> SUPPLIED TEXT:
####

Although it common to use the general mesh geometry of a RigidBody as the wrapping surface, situations may arise where it is desirable to not do this. These may include:
The general mesh geometry is not sufficiently smooth to form a good wrapping surface;
Wrapping around the default mesh geometry is not stable, in that it is too easy for the wrap strand to “slip off”;
Using one of the simpler analytic geometries (Table 7.1) may result in a more efficient computation.
There are a couple of ways to handle this. One, discussed in Section 7.3, involves creating a collision mesh which is separate from the general mesh geometry. However, that same collision mesh must then also be used for collision handling (Section 4.5). If that is undesirable, or if multiple wrapping surfaces are needed, then a different approach may be used. This involves creating the desired wrappable as a separate object and then attaching it to the main RigidBody. Typically, this wrappable will be created with zero mass (or density), so that it does not alter the effective mass or inertia of the main body. The general procedure then becomes:
Create the main RigidBody with whatever desired geometry and inertia is needed;
Create the additional wrappable object(s), usually with zero density/mass;
Attach the wrappables to the main body using one of the MechModel attachFrame() methods described in Section 3.6.3.

####

> WHAT IS NEEDED: Resume the passage on attaching separate wrappable objects to a RigidBody, picking up right after its final sentence. The data that follows comes from a separate source.

> SUPPLIED ENTRIES:
####

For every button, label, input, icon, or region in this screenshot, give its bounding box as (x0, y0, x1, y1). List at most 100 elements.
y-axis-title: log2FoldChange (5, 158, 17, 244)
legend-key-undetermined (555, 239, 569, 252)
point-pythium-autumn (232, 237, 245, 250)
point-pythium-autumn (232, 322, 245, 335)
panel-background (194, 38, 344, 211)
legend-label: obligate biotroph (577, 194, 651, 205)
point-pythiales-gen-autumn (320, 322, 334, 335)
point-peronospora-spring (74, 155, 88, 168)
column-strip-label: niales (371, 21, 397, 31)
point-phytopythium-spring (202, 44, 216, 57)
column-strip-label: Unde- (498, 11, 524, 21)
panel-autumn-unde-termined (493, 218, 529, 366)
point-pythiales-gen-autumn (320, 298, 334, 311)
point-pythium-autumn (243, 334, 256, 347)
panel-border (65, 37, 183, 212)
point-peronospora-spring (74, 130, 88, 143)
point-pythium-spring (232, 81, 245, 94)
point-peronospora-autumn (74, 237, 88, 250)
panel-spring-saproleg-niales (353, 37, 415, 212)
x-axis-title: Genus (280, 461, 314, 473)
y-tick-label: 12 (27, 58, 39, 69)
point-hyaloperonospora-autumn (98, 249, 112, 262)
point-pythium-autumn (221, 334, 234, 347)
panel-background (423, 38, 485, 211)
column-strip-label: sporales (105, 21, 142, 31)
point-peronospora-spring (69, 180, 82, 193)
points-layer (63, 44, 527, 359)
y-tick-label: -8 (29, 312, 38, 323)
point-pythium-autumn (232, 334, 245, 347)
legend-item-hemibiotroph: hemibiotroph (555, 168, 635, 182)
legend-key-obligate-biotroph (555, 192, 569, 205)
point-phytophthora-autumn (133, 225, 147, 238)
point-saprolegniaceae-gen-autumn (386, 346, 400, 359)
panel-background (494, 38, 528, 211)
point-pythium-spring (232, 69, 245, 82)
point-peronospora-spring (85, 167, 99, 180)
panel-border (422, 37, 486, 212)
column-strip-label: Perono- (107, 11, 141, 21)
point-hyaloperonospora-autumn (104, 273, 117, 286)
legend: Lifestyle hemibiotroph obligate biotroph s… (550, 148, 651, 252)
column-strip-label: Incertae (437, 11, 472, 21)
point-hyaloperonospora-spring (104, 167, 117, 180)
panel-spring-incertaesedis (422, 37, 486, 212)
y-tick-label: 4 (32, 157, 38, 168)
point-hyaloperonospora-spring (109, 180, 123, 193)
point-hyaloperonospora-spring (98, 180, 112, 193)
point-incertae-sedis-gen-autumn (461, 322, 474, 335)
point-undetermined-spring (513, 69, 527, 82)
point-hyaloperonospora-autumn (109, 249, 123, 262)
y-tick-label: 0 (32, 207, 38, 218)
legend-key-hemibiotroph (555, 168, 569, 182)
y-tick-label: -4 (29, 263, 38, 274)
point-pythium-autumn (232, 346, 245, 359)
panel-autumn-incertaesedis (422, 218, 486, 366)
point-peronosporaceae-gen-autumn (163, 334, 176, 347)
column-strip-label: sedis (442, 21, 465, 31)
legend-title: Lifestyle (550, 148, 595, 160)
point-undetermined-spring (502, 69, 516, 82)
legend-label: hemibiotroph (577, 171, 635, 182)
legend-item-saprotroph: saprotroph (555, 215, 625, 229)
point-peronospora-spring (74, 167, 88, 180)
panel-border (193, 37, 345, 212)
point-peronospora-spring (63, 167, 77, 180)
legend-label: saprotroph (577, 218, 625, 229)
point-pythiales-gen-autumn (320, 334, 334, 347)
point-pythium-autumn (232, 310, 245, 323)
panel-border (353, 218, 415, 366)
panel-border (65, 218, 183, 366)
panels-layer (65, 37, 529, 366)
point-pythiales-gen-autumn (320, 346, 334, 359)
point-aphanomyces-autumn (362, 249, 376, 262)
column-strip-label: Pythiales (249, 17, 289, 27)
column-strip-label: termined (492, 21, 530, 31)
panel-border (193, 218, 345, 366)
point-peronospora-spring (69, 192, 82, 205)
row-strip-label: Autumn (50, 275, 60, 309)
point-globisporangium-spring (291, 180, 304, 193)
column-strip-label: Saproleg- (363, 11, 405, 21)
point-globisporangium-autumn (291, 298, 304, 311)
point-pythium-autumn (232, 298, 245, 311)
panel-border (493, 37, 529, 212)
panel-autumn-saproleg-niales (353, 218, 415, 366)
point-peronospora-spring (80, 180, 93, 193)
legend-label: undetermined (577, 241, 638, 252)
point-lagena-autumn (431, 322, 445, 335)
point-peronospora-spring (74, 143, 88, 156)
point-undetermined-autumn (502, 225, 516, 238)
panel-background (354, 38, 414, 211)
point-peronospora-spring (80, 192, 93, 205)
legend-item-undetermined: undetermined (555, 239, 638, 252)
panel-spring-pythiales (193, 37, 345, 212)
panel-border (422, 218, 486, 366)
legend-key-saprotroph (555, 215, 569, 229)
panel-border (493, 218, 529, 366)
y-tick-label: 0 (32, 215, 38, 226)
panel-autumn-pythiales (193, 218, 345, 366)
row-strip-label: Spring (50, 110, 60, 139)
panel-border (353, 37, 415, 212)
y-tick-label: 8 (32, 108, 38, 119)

####

> EXPECTED ANSWER:
An example using an alternate wrapping surface is given by artisynth.demos.tutorial.PhalanxWrapping, which shows a a muscle wrapping around a joint between two finger bones. Because the bones themselves are fairly narrow, using them as wrapping surfaces would likely lead to the muscle slipping off. Instead, a RigidCylinder is used for the wrapping and attached to one of the bones. The code, with include directives excluded, is given below:
The method createBody() (lines 6-14) creates a rigid body from a geometry mesh stored in a file in the directory “data” beneath the source directory, using the utility class PathFinder used to determine the file path (Section 2.6).
Within the build() method, a MechModel is created containing two rigid bodies representing the bones, proximal and distal, with proximal fixed and distal free to move with a frame damping of 0.03 (lines 18-28). A cylindrical joint is then added between the bones, along with markers describing the muscle’s origin and insertion points (lines 31-42). A RigidCylinder is created to act as a wrapping obstacle and attached to the distal bone in the same location as the joint (lines 46-50); since it is created with a density of 0 it has no mass and hence does not affect the bone’s inertia. The muscle itself is created at lines 53-64, using a SimpleAxialMuscle as a material and an extra initial point specified to setSegmentWrappable() to ensure that it wraps around the cylinder in the correct way (Section 7.4). Finally, some render properties are set at lines 67-69.
To run this example in ArtiSynth, select All demos > tutorial > PhalanxWrapping from the Models menu. The model should load and initially appear as in Figure 7.12. When running the model, one can move the distal bone either by using the pull tool (Section “Pull Manipulation” in the ArtiSynth User Interface Guide), or selecting the muscle in the GUI, invoking a property dialog by choosing Edit properties ... from the right-click context menu, and adjusting the excitation property.